- INSTRUCTION -
Provide the count of lines that hold "осуществляться" and no other output.

· · · · · · ·

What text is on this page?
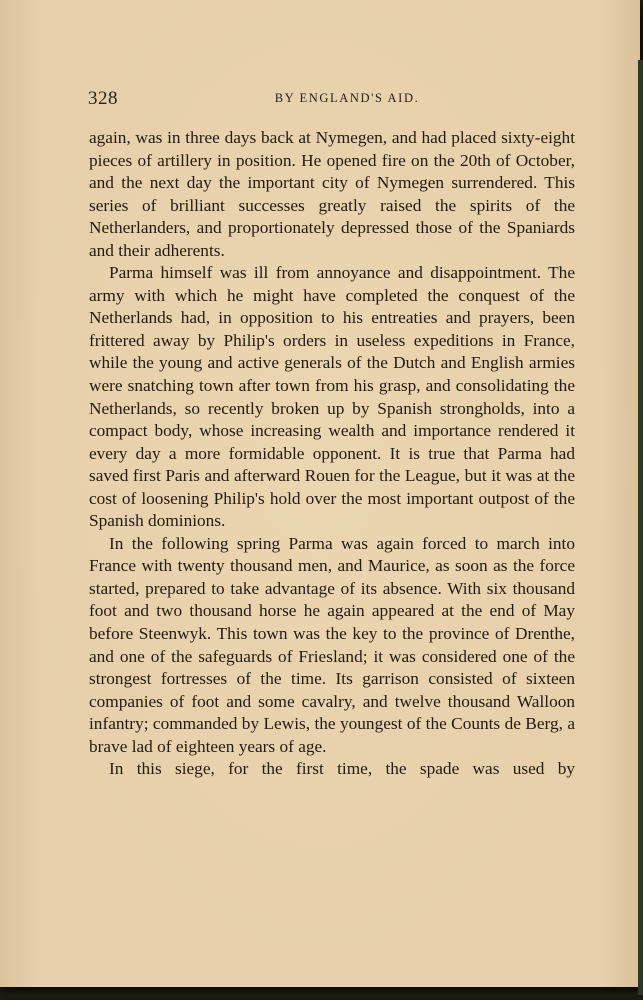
328	BY ENGLAND'S AID.

again, was in three days back at Nymegen, and had placed sixty-eight pieces of artillery in position. He opened fire on the 20th of October, and the next day the important city of Nymegen surrendered. This series of brilliant successes greatly raised the spirits of the Netherlanders, and proportionately depressed those of the Spaniards and their adherents.

Parma himself was ill from annoyance and disappointment. The army with which he might have completed the conquest of the Netherlands had, in opposition to his entreaties and prayers, been frittered away by Philip's orders in useless expeditions in France, while the young and active generals of the Dutch and English armies were snatching town after town from his grasp, and consolidating the Netherlands, so recently broken up by Spanish strongholds, into a compact body, whose increasing wealth and importance rendered it every day a more formidable opponent. It is true that Parma had saved first Paris and afterward Rouen for the League, but it was at the cost of loosening Philip's hold over the most important outpost of the Spanish dominions.

In the following spring Parma was again forced to march into France with twenty thousand men, and Maurice, as soon as the force started, prepared to take advantage of its absence. With six thousand foot and two thousand horse he again appeared at the end of May before Steenwyk. This town was the key to the province of Drenthe, and one of the safeguards of Friesland; it was considered one of the strongest fortresses of the time. Its garrison consisted of sixteen companies of foot and some cavalry, and twelve thousand Walloon infantry; commanded by Lewis, the youngest of the Counts de Berg, a brave lad of eighteen years of age.

In this siege, for the first time, the spade was used by
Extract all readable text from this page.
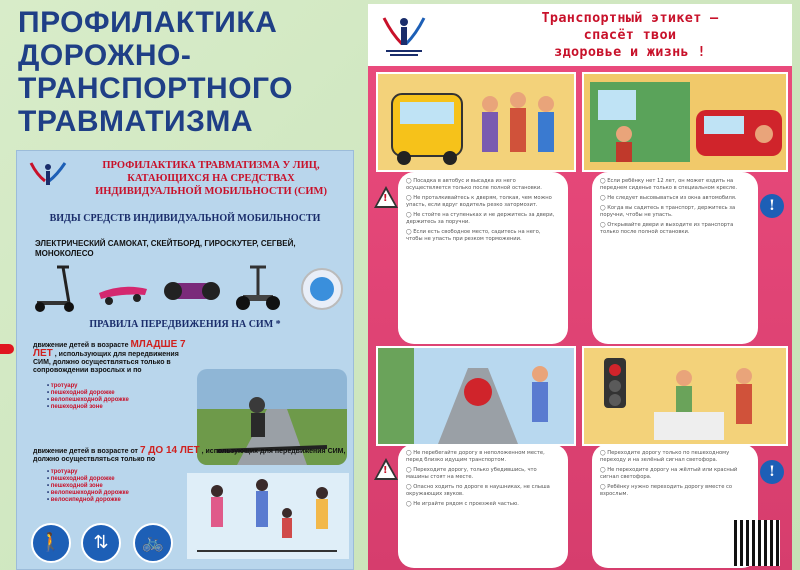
ПРОФИЛАКТИКА
ДОРОЖНО-
ТРАНСПОРТНОГО
ТРАВМАТИЗМА
ПРОФИЛАКТИКА ТРАВМАТИЗМА У ЛИЦ, КАТАЮЩИХСЯ НА СРЕДСТВАХ ИНДИВИДУАЛЬНОЙ МОБИЛЬНОСТИ (СИМ)
ВИДЫ СРЕДСТВ ИНДИВИДУАЛЬНОЙ МОБИЛЬНОСТИ
ЭЛЕКТРИЧЕСКИЙ САМОКАТ, СКЕЙТБОРД, ГИРОСКУТЕР, СЕГВЕЙ, МОНОКОЛЕСО
ПРАВИЛА ПЕРЕДВИЖЕНИЯ НА СИМ *
движение детей в возрасте МЛАДШЕ 7 ЛЕТ , использующих для передвижения СИМ, должно осуществляться только в сопровождении взрослых и по
• тротуару
• пешеходной дорожке
• велопешеходной дорожке
• пешеходной зоне
движение детей в возрасте от 7 ДО 14 ЛЕТ , использующих для передвижения СИМ, должно осуществляться только по
• тротуару
• пешеходной дорожке
• пешеходной зоне
• велопешеходной дорожке
• велосипедной дорожке
🚶	⇅	🚲
Транспортный этикет –
спасёт твои
здоровье и жизнь !
◯ Посадка в автобус и высадка из него осуществляется только после полной остановки.
◯ Не проталкивайтесь к дверям, толкая, чем можно упасть, если вдруг водитель резко затормозит.
◯ Не стойте на ступеньках и не держитесь за двери, держитесь за поручни.
◯ Если есть свободное место, садитесь на него, чтобы не упасть при резком торможении.
!
◯ Если ребёнку нет 12 лет, он может ездить на переднем сиденье только в специальном кресле.
◯ Не следует высовываться из окна автомобиля.
◯ Когда вы садитесь в транспорт, держитесь за поручни, чтобы не упасть.
◯ Открывайте двери и выходите из транспорта только после полной остановки.
!
◯ Не перебегайте дорогу в неположенном месте, перед близко идущим транспортом.
◯ Переходите дорогу, только убедившись, что машины стоят на месте.
◯ Опасно ходить по дороге в наушниках, не слыша окружающих звуков.
◯ Не играйте рядом с проезжей частью.
!
◯ Переходите дорогу только по пешеходному переходу и на зелёный сигнал светофора.
◯ Не переходите дорогу на жёлтый или красный сигнал светофора.
◯ Ребёнку нужно переходить дорогу вместе со взрослым.
!
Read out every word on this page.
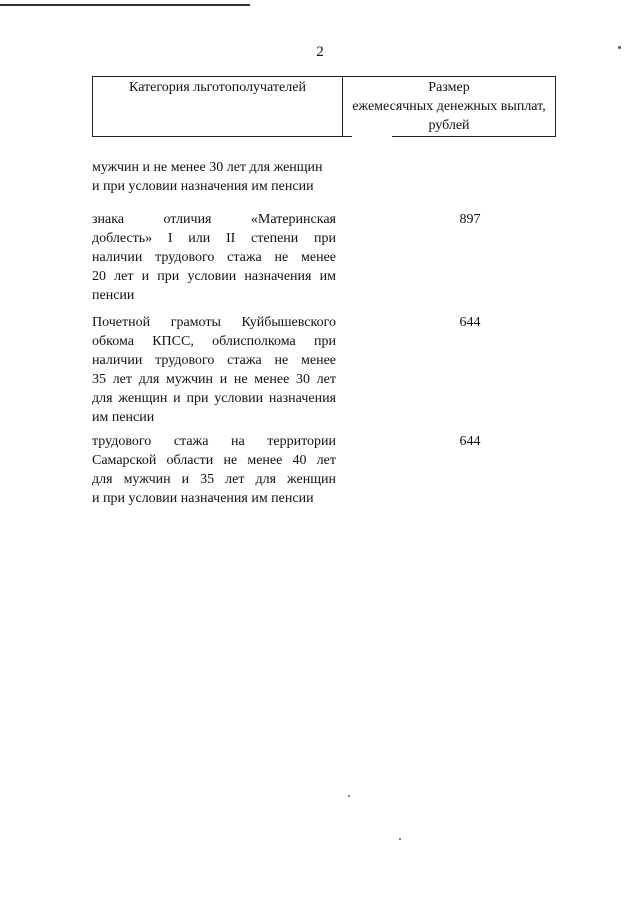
2
Категория льготополучателей	Размер
ежемесячных денежных выплат,
рублей
мужчин и не менее 30 лет для женщин
и при условии назначения им пенсии
знака отличия «Материнская
доблесть» I или II степени при
наличии трудового стажа не менее
20 лет и при условии назначения им
пенсии
897
Почетной грамоты Куйбышевского
обкома КПСС, облисполкома при
наличии трудового стажа не менее
35 лет для мужчин и не менее 30 лет
для женщин и при условии назначения
им пенсии
644
трудового стажа на территории
Самарской области не менее 40 лет
для мужчин и 35 лет для женщин
и при условии назначения им пенсии
644
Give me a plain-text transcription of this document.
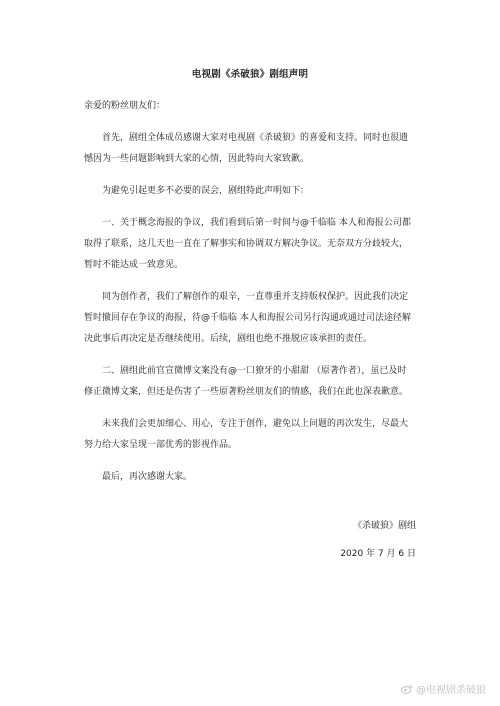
电视剧《杀破狼》剧组声明

亲爱的粉丝朋友们：

首先，剧组全体成员感谢大家对电视剧《杀破狼》的喜爱和支持。同时也很遗憾因为一些问题影响到大家的心情，因此特向大家致歉。

为避免引起更多不必要的误会，剧组特此声明如下：

一、关于概念海报的争议，我们看到后第一时间与@千临临 本人和海报公司都取得了联系，这几天也一直在了解事实和协调双方解决争议。无奈双方分歧较大，暂时不能达成一致意见。

同为创作者，我们了解创作的艰辛，一直尊重并支持版权保护。因此我们决定暂时撤回存在争议的海报，待@千临临 本人和海报公司另行沟通或通过司法途径解决此事后再决定是否继续使用。后续，剧组也绝不推脱应该承担的责任。

二、剧组此前官宣微博文案没有@一口獠牙的小甜甜 （原著作者），虽已及时修正微博文案，但还是伤害了一些原著粉丝朋友们的情感，我们在此也深表歉意。

未来我们会更加细心、用心，专注于创作，避免以上问题的再次发生，尽最大努力给大家呈现一部优秀的影视作品。

最后，再次感谢大家。

《杀破狼》剧组
2020 年 7 月 6 日
@电视剧杀破狼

· · · · · · ·

- RESULT -
2